## What you should do
The entries below should be quoted exactly, with no pictures carried over.

## Extracted records
-*-
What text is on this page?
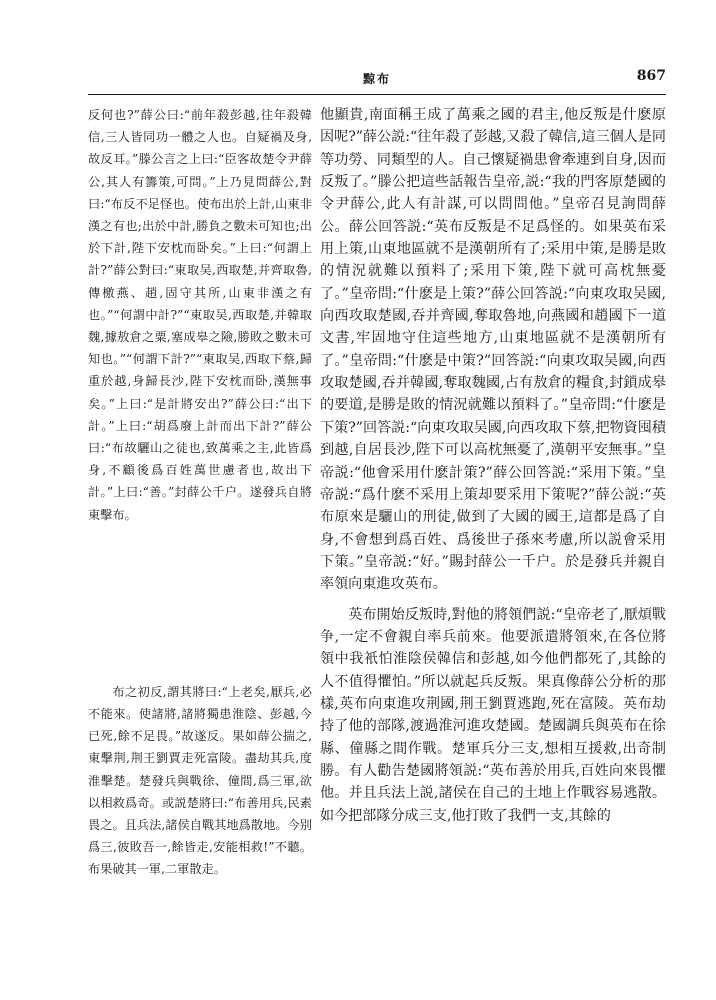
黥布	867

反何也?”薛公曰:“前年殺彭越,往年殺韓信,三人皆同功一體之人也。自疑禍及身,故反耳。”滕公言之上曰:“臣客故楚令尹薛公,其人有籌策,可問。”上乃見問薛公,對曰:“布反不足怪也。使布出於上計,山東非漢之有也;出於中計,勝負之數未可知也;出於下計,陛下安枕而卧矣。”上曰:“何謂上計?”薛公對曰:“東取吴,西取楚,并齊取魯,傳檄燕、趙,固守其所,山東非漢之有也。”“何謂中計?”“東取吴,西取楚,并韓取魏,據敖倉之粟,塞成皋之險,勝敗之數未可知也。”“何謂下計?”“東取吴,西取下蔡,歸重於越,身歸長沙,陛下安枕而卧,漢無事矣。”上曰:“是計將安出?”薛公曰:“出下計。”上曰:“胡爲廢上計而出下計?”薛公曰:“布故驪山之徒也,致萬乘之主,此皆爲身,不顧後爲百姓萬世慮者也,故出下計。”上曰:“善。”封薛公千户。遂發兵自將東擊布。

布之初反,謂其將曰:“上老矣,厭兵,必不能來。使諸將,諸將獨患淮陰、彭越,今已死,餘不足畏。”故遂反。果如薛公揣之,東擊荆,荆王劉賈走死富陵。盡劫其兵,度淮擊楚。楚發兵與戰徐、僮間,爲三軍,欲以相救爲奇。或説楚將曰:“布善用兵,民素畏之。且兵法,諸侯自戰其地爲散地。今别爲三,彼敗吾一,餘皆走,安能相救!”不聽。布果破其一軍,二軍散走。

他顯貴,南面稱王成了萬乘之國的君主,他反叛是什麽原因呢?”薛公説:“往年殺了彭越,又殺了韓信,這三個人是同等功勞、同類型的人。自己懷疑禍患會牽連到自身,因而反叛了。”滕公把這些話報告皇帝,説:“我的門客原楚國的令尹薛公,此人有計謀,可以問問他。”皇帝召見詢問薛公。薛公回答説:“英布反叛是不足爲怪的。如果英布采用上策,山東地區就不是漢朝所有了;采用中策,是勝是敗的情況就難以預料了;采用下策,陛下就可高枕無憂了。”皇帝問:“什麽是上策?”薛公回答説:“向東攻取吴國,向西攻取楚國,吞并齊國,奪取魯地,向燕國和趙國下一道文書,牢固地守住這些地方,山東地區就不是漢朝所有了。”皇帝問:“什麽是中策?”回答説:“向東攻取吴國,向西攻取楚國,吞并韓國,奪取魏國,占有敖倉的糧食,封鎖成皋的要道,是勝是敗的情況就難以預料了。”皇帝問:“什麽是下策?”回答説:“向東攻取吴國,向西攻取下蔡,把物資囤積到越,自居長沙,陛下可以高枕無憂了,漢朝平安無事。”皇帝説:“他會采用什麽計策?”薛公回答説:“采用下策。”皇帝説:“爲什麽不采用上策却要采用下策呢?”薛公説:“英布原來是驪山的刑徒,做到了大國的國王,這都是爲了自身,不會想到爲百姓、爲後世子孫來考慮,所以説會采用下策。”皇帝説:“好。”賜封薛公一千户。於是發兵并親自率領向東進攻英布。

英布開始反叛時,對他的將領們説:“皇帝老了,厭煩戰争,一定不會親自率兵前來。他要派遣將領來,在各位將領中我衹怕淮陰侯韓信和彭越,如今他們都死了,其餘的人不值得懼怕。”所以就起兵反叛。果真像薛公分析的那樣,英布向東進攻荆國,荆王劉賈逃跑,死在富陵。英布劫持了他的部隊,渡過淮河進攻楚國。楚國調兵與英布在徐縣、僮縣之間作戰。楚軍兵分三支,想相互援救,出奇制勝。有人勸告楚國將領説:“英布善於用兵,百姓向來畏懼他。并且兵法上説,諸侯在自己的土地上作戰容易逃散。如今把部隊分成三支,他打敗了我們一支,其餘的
-*-
## Exercise response
What text is on this page?
黥布	867

反何也?”薛公曰:“前年殺彭越,往年殺韓信,三人皆同功一體之人也。自疑禍及身,故反耳。”滕公言之上曰:“臣客故楚令尹薛公,其人有籌策,可問。”上乃見問薛公,對曰:“布反不足怪也。使布出於上計,山東非漢之有也;出於中計,勝負之數未可知也;出於下計,陛下安枕而卧矣。”上曰:“何謂上計?”薛公對曰:“東取吴,西取楚,并齊取魯,傳檄燕、趙,固守其所,山東非漢之有也。”“何謂中計?”“東取吴,西取楚,并韓取魏,據敖倉之粟,塞成皋之險,勝敗之數未可知也。”“何謂下計?”“東取吴,西取下蔡,歸重於越,身歸長沙,陛下安枕而卧,漢無事矣。”上曰:“是計將安出?”薛公曰:“出下計。”上曰:“胡爲廢上計而出下計?”薛公曰:“布故驪山之徒也,致萬乘之主,此皆爲身,不顧後爲百姓萬世慮者也,故出下計。”上曰:“善。”封薛公千户。遂發兵自將東擊布。

布之初反,謂其將曰:“上老矣,厭兵,必不能來。使諸將,諸將獨患淮陰、彭越,今已死,餘不足畏。”故遂反。果如薛公揣之,東擊荆,荆王劉賈走死富陵。盡劫其兵,度淮擊楚。楚發兵與戰徐、僮間,爲三軍,欲以相救爲奇。或説楚將曰:“布善用兵,民素畏之。且兵法,諸侯自戰其地爲散地。今别爲三,彼敗吾一,餘皆走,安能相救!”不聽。布果破其一軍,二軍散走。

他顯貴,南面稱王成了萬乘之國的君主,他反叛是什麽原因呢?”薛公説:“往年殺了彭越,又殺了韓信,這三個人是同等功勞、同類型的人。自己懷疑禍患會牽連到自身,因而反叛了。”滕公把這些話報告皇帝,説:“我的門客原楚國的令尹薛公,此人有計謀,可以問問他。”皇帝召見詢問薛公。薛公回答説:“英布反叛是不足爲怪的。如果英布采用上策,山東地區就不是漢朝所有了;采用中策,是勝是敗的情況就難以預料了;采用下策,陛下就可高枕無憂了。”皇帝問:“什麽是上策?”薛公回答説:“向東攻取吴國,向西攻取楚國,吞并齊國,奪取魯地,向燕國和趙國下一道文書,牢固地守住這些地方,山東地區就不是漢朝所有了。”皇帝問:“什麽是中策?”回答説:“向東攻取吴國,向西攻取楚國,吞并韓國,奪取魏國,占有敖倉的糧食,封鎖成皋的要道,是勝是敗的情況就難以預料了。”皇帝問:“什麽是下策?”回答説:“向東攻取吴國,向西攻取下蔡,把物資囤積到越,自居長沙,陛下可以高枕無憂了,漢朝平安無事。”皇帝説:“他會采用什麽計策?”薛公回答説:“采用下策。”皇帝説:“爲什麽不采用上策却要采用下策呢?”薛公説:“英布原來是驪山的刑徒,做到了大國的國王,這都是爲了自身,不會想到爲百姓、爲後世子孫來考慮,所以説會采用下策。”皇帝説:“好。”賜封薛公一千户。於是發兵并親自率領向東進攻英布。

英布開始反叛時,對他的將領們説:“皇帝老了,厭煩戰争,一定不會親自率兵前來。他要派遣將領來,在各位將領中我衹怕淮陰侯韓信和彭越,如今他們都死了,其餘的人不值得懼怕。”所以就起兵反叛。果真像薛公分析的那樣,英布向東進攻荆國,荆王劉賈逃跑,死在富陵。英布劫持了他的部隊,渡過淮河進攻楚國。楚國調兵與英布在徐縣、僮縣之間作戰。楚軍兵分三支,想相互援救,出奇制勝。有人勸告楚國將領説:“英布善於用兵,百姓向來畏懼他。并且兵法上説,諸侯在自己的土地上作戰容易逃散。如今把部隊分成三支,他打敗了我們一支,其餘的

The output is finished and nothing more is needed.